* [Work to be completed] Find the lines with "Actor" in them and copy them out.

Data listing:
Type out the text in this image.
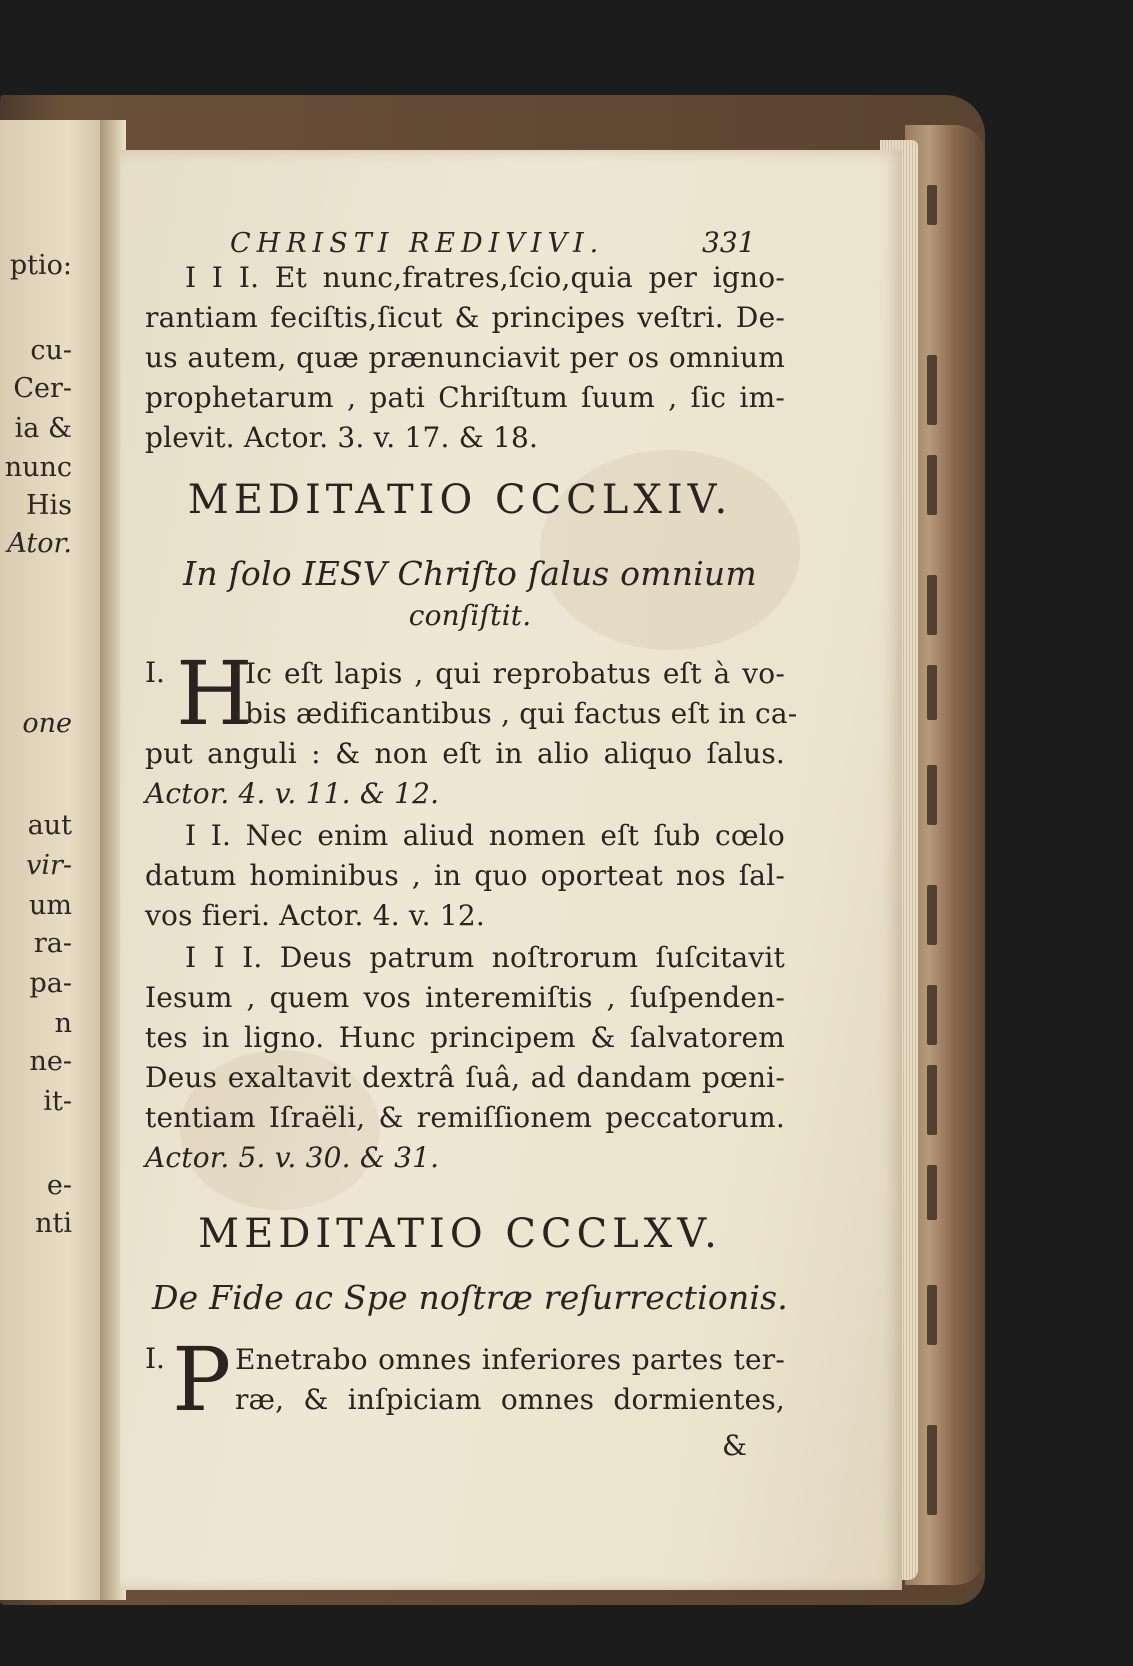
ptio:
cu-
Cer-
ia &
nunc
His
Ator.
one
aut
vir-
um
ra-
pa-
n
ne-
it-
e-
nti
CHRISTI REDIVIVI.	331
I I I. Et nunc,fratres,ſcio,quia per igno-
rantiam feciſtis,ſicut & principes veſtri. De-
us autem, quæ prænunciavit per os omnium
prophetarum , pati Chriſtum ſuum , ſic im-
plevit. Actor. 3. v. 17. & 18.
MEDITATIO CCCLXIV.
In ſolo IESV Chriſto ſalus omnium
conſiſtit.
I. H
Ic eſt lapis , qui reprobatus eſt à vo-
bis ædificantibus , qui factus eſt in ca-
put anguli : & non eſt in alio aliquo ſalus.
Actor. 4. v. 11. & 12.
I I. Nec enim aliud nomen eſt ſub cœlo
datum hominibus , in quo oporteat nos ſal-
vos fieri. Actor. 4. v. 12.
I I I. Deus patrum noſtrorum ſuſcitavit
Iesum , quem vos interemiſtis , ſuſpenden-
tes in ligno. Hunc principem & ſalvatorem
Deus exaltavit dextrâ ſuâ, ad dandam pœni-
tentiam Iſraëli, & remiſſionem peccatorum.
Actor. 5. v. 30. & 31.
MEDITATIO CCCLXV.
De Fide ac Spe noſtræ reſurrectionis.
I. P Enetrabo omnes inferiores partes ter-
ræ, & inſpiciam omnes dormientes,
&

* [Response to this exercise]
plevit. Actor. 3. v. 17. & 18.
Actor. 4. v. 11. & 12.
vos fieri. Actor. 4. v. 12.
Actor. 5. v. 30. & 31.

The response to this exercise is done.